- [Material for this task]:
○ ○ ○ ○ ○

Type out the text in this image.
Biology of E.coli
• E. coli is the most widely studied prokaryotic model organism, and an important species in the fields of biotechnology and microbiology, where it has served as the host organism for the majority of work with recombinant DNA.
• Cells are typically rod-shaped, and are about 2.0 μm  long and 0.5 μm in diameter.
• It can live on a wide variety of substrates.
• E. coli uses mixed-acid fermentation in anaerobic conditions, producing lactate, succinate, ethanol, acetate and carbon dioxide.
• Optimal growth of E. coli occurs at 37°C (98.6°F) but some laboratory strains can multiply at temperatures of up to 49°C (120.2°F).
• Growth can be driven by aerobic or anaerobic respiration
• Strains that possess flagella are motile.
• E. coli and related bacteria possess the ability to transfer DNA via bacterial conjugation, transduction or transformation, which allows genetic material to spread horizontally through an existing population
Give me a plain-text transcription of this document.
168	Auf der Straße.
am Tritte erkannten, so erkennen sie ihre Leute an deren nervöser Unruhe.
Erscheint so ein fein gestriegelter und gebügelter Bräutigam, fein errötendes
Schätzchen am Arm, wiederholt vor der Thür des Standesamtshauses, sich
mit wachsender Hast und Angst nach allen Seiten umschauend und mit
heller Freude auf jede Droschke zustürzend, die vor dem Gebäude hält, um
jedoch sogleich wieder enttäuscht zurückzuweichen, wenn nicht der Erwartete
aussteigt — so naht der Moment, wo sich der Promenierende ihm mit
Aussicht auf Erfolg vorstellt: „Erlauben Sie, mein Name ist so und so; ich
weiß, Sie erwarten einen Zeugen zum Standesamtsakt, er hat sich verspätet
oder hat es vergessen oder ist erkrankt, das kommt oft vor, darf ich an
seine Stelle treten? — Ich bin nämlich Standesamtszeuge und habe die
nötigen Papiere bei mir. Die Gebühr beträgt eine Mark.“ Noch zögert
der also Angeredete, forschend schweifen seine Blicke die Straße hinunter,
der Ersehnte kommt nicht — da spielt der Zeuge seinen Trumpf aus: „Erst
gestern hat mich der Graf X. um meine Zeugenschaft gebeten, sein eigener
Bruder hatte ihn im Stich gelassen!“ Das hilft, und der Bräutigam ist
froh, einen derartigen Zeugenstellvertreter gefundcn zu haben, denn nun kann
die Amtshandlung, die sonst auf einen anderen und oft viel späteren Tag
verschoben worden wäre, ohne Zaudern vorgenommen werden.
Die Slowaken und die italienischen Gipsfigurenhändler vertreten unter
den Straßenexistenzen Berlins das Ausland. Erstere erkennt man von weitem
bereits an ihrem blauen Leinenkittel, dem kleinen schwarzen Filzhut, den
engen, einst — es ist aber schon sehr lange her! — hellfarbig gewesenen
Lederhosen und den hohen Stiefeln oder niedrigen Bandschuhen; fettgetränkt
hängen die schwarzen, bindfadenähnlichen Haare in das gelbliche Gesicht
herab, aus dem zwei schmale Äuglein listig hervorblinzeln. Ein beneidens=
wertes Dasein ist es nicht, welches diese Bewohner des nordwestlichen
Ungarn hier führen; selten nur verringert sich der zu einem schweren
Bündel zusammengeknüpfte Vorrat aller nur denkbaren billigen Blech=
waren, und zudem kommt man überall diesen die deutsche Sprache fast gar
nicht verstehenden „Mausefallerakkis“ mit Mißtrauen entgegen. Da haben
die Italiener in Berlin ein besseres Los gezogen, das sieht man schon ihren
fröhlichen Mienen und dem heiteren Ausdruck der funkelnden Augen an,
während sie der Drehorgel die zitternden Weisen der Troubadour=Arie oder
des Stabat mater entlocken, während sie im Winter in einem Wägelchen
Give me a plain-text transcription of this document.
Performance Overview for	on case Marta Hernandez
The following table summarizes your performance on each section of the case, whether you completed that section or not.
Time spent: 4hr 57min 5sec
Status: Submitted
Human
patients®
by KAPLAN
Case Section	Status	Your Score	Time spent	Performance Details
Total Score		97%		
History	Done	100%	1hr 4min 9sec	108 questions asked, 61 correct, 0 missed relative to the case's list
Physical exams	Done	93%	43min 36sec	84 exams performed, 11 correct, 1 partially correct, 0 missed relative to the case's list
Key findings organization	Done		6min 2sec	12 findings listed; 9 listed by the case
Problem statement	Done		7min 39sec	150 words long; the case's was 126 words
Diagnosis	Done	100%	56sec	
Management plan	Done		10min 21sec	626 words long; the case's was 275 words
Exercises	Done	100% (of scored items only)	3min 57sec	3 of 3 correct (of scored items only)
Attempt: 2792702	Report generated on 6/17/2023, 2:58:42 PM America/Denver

○ ○ ○ ○ ○

Extract the full listing above without altering anything.

- [Written response]:
Type out the text in this image.
Biology of E.coli
• E. coli is the most widely studied prokaryotic model organism, and an important species in the fields of biotechnology and microbiology, where it has served as the host organism for the majority of work with recombinant DNA.
• Cells are typically rod-shaped, and are about 2.0 μm  long and 0.5 μm in diameter.
• It can live on a wide variety of substrates.
• E. coli uses mixed-acid fermentation in anaerobic conditions, producing lactate, succinate, ethanol, acetate and carbon dioxide.
• Optimal growth of E. coli occurs at 37°C (98.6°F) but some laboratory strains can multiply at temperatures of up to 49°C (120.2°F).
• Growth can be driven by aerobic or anaerobic respiration
• Strains that possess flagella are motile.
• E. coli and related bacteria possess the ability to transfer DNA via bacterial conjugation, transduction or transformation, which allows genetic material to spread horizontally through an existing population
Give me a plain-text transcription of this document.
168	Auf der Straße.
am Tritte erkannten, so erkennen sie ihre Leute an deren nervöser Unruhe.
Erscheint so ein fein gestriegelter und gebügelter Bräutigam, fein errötendes
Schätzchen am Arm, wiederholt vor der Thür des Standesamtshauses, sich
mit wachsender Hast und Angst nach allen Seiten umschauend und mit
heller Freude auf jede Droschke zustürzend, die vor dem Gebäude hält, um
jedoch sogleich wieder enttäuscht zurückzuweichen, wenn nicht der Erwartete
aussteigt — so naht der Moment, wo sich der Promenierende ihm mit
Aussicht auf Erfolg vorstellt: „Erlauben Sie, mein Name ist so und so; ich
weiß, Sie erwarten einen Zeugen zum Standesamtsakt, er hat sich verspätet
oder hat es vergessen oder ist erkrankt, das kommt oft vor, darf ich an
seine Stelle treten? — Ich bin nämlich Standesamtszeuge und habe die
nötigen Papiere bei mir. Die Gebühr beträgt eine Mark.“ Noch zögert
der also Angeredete, forschend schweifen seine Blicke die Straße hinunter,
der Ersehnte kommt nicht — da spielt der Zeuge seinen Trumpf aus: „Erst
gestern hat mich der Graf X. um meine Zeugenschaft gebeten, sein eigener
Bruder hatte ihn im Stich gelassen!“ Das hilft, und der Bräutigam ist
froh, einen derartigen Zeugenstellvertreter gefundcn zu haben, denn nun kann
die Amtshandlung, die sonst auf einen anderen und oft viel späteren Tag
verschoben worden wäre, ohne Zaudern vorgenommen werden.
Die Slowaken und die italienischen Gipsfigurenhändler vertreten unter
den Straßenexistenzen Berlins das Ausland. Erstere erkennt man von weitem
bereits an ihrem blauen Leinenkittel, dem kleinen schwarzen Filzhut, den
engen, einst — es ist aber schon sehr lange her! — hellfarbig gewesenen
Lederhosen und den hohen Stiefeln oder niedrigen Bandschuhen; fettgetränkt
hängen die schwarzen, bindfadenähnlichen Haare in das gelbliche Gesicht
herab, aus dem zwei schmale Äuglein listig hervorblinzeln. Ein beneidens=
wertes Dasein ist es nicht, welches diese Bewohner des nordwestlichen
Ungarn hier führen; selten nur verringert sich der zu einem schweren
Bündel zusammengeknüpfte Vorrat aller nur denkbaren billigen Blech=
waren, und zudem kommt man überall diesen die deutsche Sprache fast gar
nicht verstehenden „Mausefallerakkis“ mit Mißtrauen entgegen. Da haben
die Italiener in Berlin ein besseres Los gezogen, das sieht man schon ihren
fröhlichen Mienen und dem heiteren Ausdruck der funkelnden Augen an,
während sie der Drehorgel die zitternden Weisen der Troubadour=Arie oder
des Stabat mater entlocken, während sie im Winter in einem Wägelchen
Give me a plain-text transcription of this document.
Performance Overview for	on case Marta Hernandez
The following table summarizes your performance on each section of the case, whether you completed that section or not.
Time spent: 4hr 57min 5sec
Status: Submitted
Human
patients®
by KAPLAN
Case Section	Status	Your Score	Time spent	Performance Details
Total Score		97%		
History	Done	100%	1hr 4min 9sec	108 questions asked, 61 correct, 0 missed relative to the case's list
Physical exams	Done	93%	43min 36sec	84 exams performed, 11 correct, 1 partially correct, 0 missed relative to the case's list
Key findings organization	Done		6min 2sec	12 findings listed; 9 listed by the case
Problem statement	Done		7min 39sec	150 words long; the case's was 126 words
Diagnosis	Done	100%	56sec	
Management plan	Done		10min 21sec	626 words long; the case's was 275 words
Exercises	Done	100% (of scored items only)	3min 57sec	3 of 3 correct (of scored items only)
Attempt: 2792702	Report generated on 6/17/2023, 2:58:42 PM America/Denver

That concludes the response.